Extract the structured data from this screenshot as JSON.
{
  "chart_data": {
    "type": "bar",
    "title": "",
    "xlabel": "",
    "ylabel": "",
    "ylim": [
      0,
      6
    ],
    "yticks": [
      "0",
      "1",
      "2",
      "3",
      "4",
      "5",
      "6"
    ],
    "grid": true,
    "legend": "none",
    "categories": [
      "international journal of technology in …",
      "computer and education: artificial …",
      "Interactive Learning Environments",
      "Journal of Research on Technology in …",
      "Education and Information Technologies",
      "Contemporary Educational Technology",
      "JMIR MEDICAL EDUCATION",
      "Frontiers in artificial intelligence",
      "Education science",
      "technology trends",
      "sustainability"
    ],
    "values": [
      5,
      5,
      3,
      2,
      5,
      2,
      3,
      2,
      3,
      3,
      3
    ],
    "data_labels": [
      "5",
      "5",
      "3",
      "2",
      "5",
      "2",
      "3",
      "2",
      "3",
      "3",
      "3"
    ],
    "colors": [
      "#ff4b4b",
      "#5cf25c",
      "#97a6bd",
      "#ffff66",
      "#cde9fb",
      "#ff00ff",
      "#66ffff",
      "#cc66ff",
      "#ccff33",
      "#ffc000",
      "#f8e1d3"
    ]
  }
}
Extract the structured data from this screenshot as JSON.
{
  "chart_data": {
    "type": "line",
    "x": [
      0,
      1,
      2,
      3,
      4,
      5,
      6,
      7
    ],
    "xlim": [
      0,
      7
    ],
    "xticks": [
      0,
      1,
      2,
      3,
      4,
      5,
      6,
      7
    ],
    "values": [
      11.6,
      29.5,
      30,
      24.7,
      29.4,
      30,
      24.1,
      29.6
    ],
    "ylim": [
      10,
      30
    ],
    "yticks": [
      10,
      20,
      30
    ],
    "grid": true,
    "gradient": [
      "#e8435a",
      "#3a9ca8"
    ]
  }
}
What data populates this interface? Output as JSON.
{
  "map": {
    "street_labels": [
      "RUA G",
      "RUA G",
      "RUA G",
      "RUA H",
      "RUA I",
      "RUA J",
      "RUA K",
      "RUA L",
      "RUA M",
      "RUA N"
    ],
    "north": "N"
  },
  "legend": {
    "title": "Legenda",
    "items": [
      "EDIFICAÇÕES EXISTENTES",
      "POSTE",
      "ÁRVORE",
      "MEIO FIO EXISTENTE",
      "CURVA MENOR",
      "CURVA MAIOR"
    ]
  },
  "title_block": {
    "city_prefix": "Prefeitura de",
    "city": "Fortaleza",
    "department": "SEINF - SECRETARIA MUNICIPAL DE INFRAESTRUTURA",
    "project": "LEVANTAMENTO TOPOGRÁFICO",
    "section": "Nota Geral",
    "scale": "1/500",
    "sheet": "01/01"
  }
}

### Required task
Extract the data exactly as given.

### Completed exercise
Extract the structured data from this screenshot as JSON.
{
  "chart_data": {
    "type": "bar",
    "title": "",
    "xlabel": "",
    "ylabel": "",
    "ylim": [
      0,
      6
    ],
    "yticks": [
      "0",
      "1",
      "2",
      "3",
      "4",
      "5",
      "6"
    ],
    "grid": true,
    "legend": "none",
    "categories": [
      "international journal of technology in …",
      "computer and education: artificial …",
      "Interactive Learning Environments",
      "Journal of Research on Technology in …",
      "Education and Information Technologies",
      "Contemporary Educational Technology",
      "JMIR MEDICAL EDUCATION",
      "Frontiers in artificial intelligence",
      "Education science",
      "technology trends",
      "sustainability"
    ],
    "values": [
      5,
      5,
      3,
      2,
      5,
      2,
      3,
      2,
      3,
      3,
      3
    ],
    "data_labels": [
      "5",
      "5",
      "3",
      "2",
      "5",
      "2",
      "3",
      "2",
      "3",
      "3",
      "3"
    ],
    "colors": [
      "#ff4b4b",
      "#5cf25c",
      "#97a6bd",
      "#ffff66",
      "#cde9fb",
      "#ff00ff",
      "#66ffff",
      "#cc66ff",
      "#ccff33",
      "#ffc000",
      "#f8e1d3"
    ]
  }
}
Extract the structured data from this screenshot as JSON.
{
  "chart_data": {
    "type": "line",
    "x": [
      0,
      1,
      2,
      3,
      4,
      5,
      6,
      7
    ],
    "xlim": [
      0,
      7
    ],
    "xticks": [
      0,
      1,
      2,
      3,
      4,
      5,
      6,
      7
    ],
    "values": [
      11.6,
      29.5,
      30,
      24.7,
      29.4,
      30,
      24.1,
      29.6
    ],
    "ylim": [
      10,
      30
    ],
    "yticks": [
      10,
      20,
      30
    ],
    "grid": true,
    "gradient": [
      "#e8435a",
      "#3a9ca8"
    ]
  }
}
What data populates this interface? Output as JSON.
{
  "map": {
    "street_labels": [
      "RUA G",
      "RUA G",
      "RUA G",
      "RUA H",
      "RUA I",
      "RUA J",
      "RUA K",
      "RUA L",
      "RUA M",
      "RUA N"
    ],
    "north": "N"
  },
  "legend": {
    "title": "Legenda",
    "items": [
      "EDIFICAÇÕES EXISTENTES",
      "POSTE",
      "ÁRVORE",
      "MEIO FIO EXISTENTE",
      "CURVA MENOR",
      "CURVA MAIOR"
    ]
  },
  "title_block": {
    "city_prefix": "Prefeitura de",
    "city": "Fortaleza",
    "department": "SEINF - SECRETARIA MUNICIPAL DE INFRAESTRUTURA",
    "project": "LEVANTAMENTO TOPOGRÁFICO",
    "section": "Nota Geral",
    "scale": "1/500",
    "sheet": "01/01"
  }
}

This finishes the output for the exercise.